Aim of the task -
Emit the entire listing verbatim.

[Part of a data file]
"""

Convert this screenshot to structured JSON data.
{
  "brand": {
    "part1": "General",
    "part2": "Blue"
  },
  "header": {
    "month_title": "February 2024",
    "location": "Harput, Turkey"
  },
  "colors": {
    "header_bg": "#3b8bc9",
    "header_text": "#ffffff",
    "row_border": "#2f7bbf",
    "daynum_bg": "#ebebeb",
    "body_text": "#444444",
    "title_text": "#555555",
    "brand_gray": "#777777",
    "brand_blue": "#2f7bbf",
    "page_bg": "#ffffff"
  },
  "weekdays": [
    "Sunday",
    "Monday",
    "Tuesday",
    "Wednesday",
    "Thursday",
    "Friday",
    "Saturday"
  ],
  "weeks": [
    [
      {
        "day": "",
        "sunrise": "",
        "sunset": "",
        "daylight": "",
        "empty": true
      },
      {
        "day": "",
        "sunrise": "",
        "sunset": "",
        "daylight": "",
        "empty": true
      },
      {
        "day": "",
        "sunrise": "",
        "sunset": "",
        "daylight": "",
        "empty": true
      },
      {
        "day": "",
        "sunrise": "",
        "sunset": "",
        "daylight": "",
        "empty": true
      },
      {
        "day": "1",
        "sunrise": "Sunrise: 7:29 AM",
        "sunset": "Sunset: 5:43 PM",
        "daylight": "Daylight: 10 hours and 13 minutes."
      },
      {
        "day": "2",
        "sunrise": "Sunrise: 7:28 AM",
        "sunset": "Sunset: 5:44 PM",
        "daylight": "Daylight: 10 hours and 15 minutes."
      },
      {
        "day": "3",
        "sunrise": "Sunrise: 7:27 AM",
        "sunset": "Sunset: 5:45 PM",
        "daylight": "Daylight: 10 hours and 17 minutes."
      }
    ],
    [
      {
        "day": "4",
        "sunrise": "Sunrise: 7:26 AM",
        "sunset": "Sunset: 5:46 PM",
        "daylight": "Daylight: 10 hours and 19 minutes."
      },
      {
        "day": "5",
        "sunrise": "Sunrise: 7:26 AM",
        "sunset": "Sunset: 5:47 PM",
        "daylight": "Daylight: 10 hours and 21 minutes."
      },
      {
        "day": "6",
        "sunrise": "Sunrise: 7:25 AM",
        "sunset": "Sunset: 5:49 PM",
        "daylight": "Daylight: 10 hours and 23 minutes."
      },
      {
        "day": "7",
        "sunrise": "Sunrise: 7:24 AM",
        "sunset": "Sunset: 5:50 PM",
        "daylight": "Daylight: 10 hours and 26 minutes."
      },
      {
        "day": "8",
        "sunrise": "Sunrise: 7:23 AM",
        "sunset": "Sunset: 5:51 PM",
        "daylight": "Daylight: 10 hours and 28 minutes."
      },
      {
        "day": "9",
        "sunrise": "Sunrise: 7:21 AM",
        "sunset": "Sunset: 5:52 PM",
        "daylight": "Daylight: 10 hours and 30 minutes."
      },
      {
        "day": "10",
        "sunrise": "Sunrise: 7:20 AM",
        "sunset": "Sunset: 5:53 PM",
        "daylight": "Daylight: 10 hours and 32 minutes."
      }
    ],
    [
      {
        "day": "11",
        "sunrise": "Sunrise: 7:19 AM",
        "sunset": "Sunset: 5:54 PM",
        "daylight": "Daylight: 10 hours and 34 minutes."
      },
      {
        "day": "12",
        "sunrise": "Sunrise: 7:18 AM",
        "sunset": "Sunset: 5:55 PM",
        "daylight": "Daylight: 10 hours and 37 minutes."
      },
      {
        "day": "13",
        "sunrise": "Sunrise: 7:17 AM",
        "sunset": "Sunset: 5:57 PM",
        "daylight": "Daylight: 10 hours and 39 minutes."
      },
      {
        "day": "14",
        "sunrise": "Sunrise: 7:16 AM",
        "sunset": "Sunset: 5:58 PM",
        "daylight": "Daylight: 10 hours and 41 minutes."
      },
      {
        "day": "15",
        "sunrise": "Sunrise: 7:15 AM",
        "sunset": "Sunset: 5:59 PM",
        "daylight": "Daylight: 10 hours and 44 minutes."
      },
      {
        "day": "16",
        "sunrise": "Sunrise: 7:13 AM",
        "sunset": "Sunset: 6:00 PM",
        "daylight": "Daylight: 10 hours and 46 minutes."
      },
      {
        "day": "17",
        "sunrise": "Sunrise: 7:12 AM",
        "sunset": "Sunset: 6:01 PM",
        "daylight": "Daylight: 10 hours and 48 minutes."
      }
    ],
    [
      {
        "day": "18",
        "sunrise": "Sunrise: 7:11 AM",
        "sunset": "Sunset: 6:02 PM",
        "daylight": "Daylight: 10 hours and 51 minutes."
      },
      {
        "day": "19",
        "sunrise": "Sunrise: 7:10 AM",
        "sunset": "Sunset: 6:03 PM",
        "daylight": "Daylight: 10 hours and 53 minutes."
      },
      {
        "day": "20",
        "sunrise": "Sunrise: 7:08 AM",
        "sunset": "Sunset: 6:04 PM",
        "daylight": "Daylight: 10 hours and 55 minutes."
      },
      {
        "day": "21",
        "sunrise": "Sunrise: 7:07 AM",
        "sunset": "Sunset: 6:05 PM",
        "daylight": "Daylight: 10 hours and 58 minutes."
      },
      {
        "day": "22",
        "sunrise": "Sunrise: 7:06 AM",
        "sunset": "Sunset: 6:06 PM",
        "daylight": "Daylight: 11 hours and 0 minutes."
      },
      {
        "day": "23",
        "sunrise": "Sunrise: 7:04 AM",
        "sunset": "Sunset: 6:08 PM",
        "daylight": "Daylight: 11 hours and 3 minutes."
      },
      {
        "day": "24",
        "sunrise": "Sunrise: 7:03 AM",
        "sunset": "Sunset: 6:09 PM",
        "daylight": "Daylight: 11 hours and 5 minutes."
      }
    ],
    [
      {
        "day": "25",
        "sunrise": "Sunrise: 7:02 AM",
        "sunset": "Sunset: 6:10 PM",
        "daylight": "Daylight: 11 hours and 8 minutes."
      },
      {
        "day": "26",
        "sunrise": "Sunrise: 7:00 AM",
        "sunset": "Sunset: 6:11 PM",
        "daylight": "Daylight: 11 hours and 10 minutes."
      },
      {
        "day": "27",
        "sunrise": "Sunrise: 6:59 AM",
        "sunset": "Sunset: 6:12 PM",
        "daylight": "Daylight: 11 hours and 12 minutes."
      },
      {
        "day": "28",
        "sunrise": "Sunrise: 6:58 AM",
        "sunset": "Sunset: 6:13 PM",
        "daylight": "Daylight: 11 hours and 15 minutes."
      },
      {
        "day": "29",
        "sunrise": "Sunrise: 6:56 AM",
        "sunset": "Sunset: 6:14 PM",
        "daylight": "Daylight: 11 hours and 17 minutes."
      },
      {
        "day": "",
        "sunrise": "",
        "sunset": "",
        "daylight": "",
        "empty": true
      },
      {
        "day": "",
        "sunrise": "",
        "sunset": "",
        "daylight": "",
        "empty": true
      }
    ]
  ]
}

"""

Result of the exercise -
Convert this screenshot to structured JSON data.
{
  "brand": {
    "part1": "General",
    "part2": "Blue"
  },
  "header": {
    "month_title": "February 2024",
    "location": "Harput, Turkey"
  },
  "colors": {
    "header_bg": "#3b8bc9",
    "header_text": "#ffffff",
    "row_border": "#2f7bbf",
    "daynum_bg": "#ebebeb",
    "body_text": "#444444",
    "title_text": "#555555",
    "brand_gray": "#777777",
    "brand_blue": "#2f7bbf",
    "page_bg": "#ffffff"
  },
  "weekdays": [
    "Sunday",
    "Monday",
    "Tuesday",
    "Wednesday",
    "Thursday",
    "Friday",
    "Saturday"
  ],
  "weeks": [
    [
      {
        "day": "",
        "sunrise": "",
        "sunset": "",
        "daylight": "",
        "empty": true
      },
      {
        "day": "",
        "sunrise": "",
        "sunset": "",
        "daylight": "",
        "empty": true
      },
      {
        "day": "",
        "sunrise": "",
        "sunset": "",
        "daylight": "",
        "empty": true
      },
      {
        "day": "",
        "sunrise": "",
        "sunset": "",
        "daylight": "",
        "empty": true
      },
      {
        "day": "1",
        "sunrise": "Sunrise: 7:29 AM",
        "sunset": "Sunset: 5:43 PM",
        "daylight": "Daylight: 10 hours and 13 minutes."
      },
      {
        "day": "2",
        "sunrise": "Sunrise: 7:28 AM",
        "sunset": "Sunset: 5:44 PM",
        "daylight": "Daylight: 10 hours and 15 minutes."
      },
      {
        "day": "3",
        "sunrise": "Sunrise: 7:27 AM",
        "sunset": "Sunset: 5:45 PM",
        "daylight": "Daylight: 10 hours and 17 minutes."
      }
    ],
    [
      {
        "day": "4",
        "sunrise": "Sunrise: 7:26 AM",
        "sunset": "Sunset: 5:46 PM",
        "daylight": "Daylight: 10 hours and 19 minutes."
      },
      {
        "day": "5",
        "sunrise": "Sunrise: 7:26 AM",
        "sunset": "Sunset: 5:47 PM",
        "daylight": "Daylight: 10 hours and 21 minutes."
      },
      {
        "day": "6",
        "sunrise": "Sunrise: 7:25 AM",
        "sunset": "Sunset: 5:49 PM",
        "daylight": "Daylight: 10 hours and 23 minutes."
      },
      {
        "day": "7",
        "sunrise": "Sunrise: 7:24 AM",
        "sunset": "Sunset: 5:50 PM",
        "daylight": "Daylight: 10 hours and 26 minutes."
      },
      {
        "day": "8",
        "sunrise": "Sunrise: 7:23 AM",
        "sunset": "Sunset: 5:51 PM",
        "daylight": "Daylight: 10 hours and 28 minutes."
      },
      {
        "day": "9",
        "sunrise": "Sunrise: 7:21 AM",
        "sunset": "Sunset: 5:52 PM",
        "daylight": "Daylight: 10 hours and 30 minutes."
      },
      {
        "day": "10",
        "sunrise": "Sunrise: 7:20 AM",
        "sunset": "Sunset: 5:53 PM",
        "daylight": "Daylight: 10 hours and 32 minutes."
      }
    ],
    [
      {
        "day": "11",
        "sunrise": "Sunrise: 7:19 AM",
        "sunset": "Sunset: 5:54 PM",
        "daylight": "Daylight: 10 hours and 34 minutes."
      },
      {
        "day": "12",
        "sunrise": "Sunrise: 7:18 AM",
        "sunset": "Sunset: 5:55 PM",
        "daylight": "Daylight: 10 hours and 37 minutes."
      },
      {
        "day": "13",
        "sunrise": "Sunrise: 7:17 AM",
        "sunset": "Sunset: 5:57 PM",
        "daylight": "Daylight: 10 hours and 39 minutes."
      },
      {
        "day": "14",
        "sunrise": "Sunrise: 7:16 AM",
        "sunset": "Sunset: 5:58 PM",
        "daylight": "Daylight: 10 hours and 41 minutes."
      },
      {
        "day": "15",
        "sunrise": "Sunrise: 7:15 AM",
        "sunset": "Sunset: 5:59 PM",
        "daylight": "Daylight: 10 hours and 44 minutes."
      },
      {
        "day": "16",
        "sunrise": "Sunrise: 7:13 AM",
        "sunset": "Sunset: 6:00 PM",
        "daylight": "Daylight: 10 hours and 46 minutes."
      },
      {
        "day": "17",
        "sunrise": "Sunrise: 7:12 AM",
        "sunset": "Sunset: 6:01 PM",
        "daylight": "Daylight: 10 hours and 48 minutes."
      }
    ],
    [
      {
        "day": "18",
        "sunrise": "Sunrise: 7:11 AM",
        "sunset": "Sunset: 6:02 PM",
        "daylight": "Daylight: 10 hours and 51 minutes."
      },
      {
        "day": "19",
        "sunrise": "Sunrise: 7:10 AM",
        "sunset": "Sunset: 6:03 PM",
        "daylight": "Daylight: 10 hours and 53 minutes."
      },
      {
        "day": "20",
        "sunrise": "Sunrise: 7:08 AM",
        "sunset": "Sunset: 6:04 PM",
        "daylight": "Daylight: 10 hours and 55 minutes."
      },
      {
        "day": "21",
        "sunrise": "Sunrise: 7:07 AM",
        "sunset": "Sunset: 6:05 PM",
        "daylight": "Daylight: 10 hours and 58 minutes."
      },
      {
        "day": "22",
        "sunrise": "Sunrise: 7:06 AM",
        "sunset": "Sunset: 6:06 PM",
        "daylight": "Daylight: 11 hours and 0 minutes."
      },
      {
        "day": "23",
        "sunrise": "Sunrise: 7:04 AM",
        "sunset": "Sunset: 6:08 PM",
        "daylight": "Daylight: 11 hours and 3 minutes."
      },
      {
        "day": "24",
        "sunrise": "Sunrise: 7:03 AM",
        "sunset": "Sunset: 6:09 PM",
        "daylight": "Daylight: 11 hours and 5 minutes."
      }
    ],
    [
      {
        "day": "25",
        "sunrise": "Sunrise: 7:02 AM",
        "sunset": "Sunset: 6:10 PM",
        "daylight": "Daylight: 11 hours and 8 minutes."
      },
      {
        "day": "26",
        "sunrise": "Sunrise: 7:00 AM",
        "sunset": "Sunset: 6:11 PM",
        "daylight": "Daylight: 11 hours and 10 minutes."
      },
      {
        "day": "27",
        "sunrise": "Sunrise: 6:59 AM",
        "sunset": "Sunset: 6:12 PM",
        "daylight": "Daylight: 11 hours and 12 minutes."
      },
      {
        "day": "28",
        "sunrise": "Sunrise: 6:58 AM",
        "sunset": "Sunset: 6:13 PM",
        "daylight": "Daylight: 11 hours and 15 minutes."
      },
      {
        "day": "29",
        "sunrise": "Sunrise: 6:56 AM",
        "sunset": "Sunset: 6:14 PM",
        "daylight": "Daylight: 11 hours and 17 minutes."
      },
      {
        "day": "",
        "sunrise": "",
        "sunset": "",
        "daylight": "",
        "empty": true
      },
      {
        "day": "",
        "sunrise": "",
        "sunset": "",
        "daylight": "",
        "empty": true
      }
    ]
  ]
}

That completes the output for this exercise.